Stored data
^^^^^^^^
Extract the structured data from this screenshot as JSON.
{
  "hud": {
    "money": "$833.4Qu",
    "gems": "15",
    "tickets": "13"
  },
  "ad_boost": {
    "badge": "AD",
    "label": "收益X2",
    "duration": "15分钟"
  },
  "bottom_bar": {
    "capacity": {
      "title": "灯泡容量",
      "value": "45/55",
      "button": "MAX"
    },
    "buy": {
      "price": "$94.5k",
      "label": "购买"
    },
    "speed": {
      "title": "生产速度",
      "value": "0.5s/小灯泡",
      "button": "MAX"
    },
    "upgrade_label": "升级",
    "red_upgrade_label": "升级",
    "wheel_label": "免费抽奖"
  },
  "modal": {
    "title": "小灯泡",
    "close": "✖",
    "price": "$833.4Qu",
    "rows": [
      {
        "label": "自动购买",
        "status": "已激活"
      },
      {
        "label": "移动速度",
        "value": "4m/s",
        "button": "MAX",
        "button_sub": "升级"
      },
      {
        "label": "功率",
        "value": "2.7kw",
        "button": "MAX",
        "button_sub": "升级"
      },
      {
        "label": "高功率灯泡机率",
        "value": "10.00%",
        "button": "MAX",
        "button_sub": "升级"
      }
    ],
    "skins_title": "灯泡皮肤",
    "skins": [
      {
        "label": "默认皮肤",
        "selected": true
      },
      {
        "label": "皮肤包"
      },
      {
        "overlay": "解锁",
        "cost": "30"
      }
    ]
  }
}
^^^^^^^^
Given exercise —
Find the word "value" in the material, then list each line that holds it.

Solved problem —
      "value": "45/55",
      "value": "0.5s/小灯泡",
        "value": "4m/s",
        "value": "2.7kw",
        "value": "10.00%",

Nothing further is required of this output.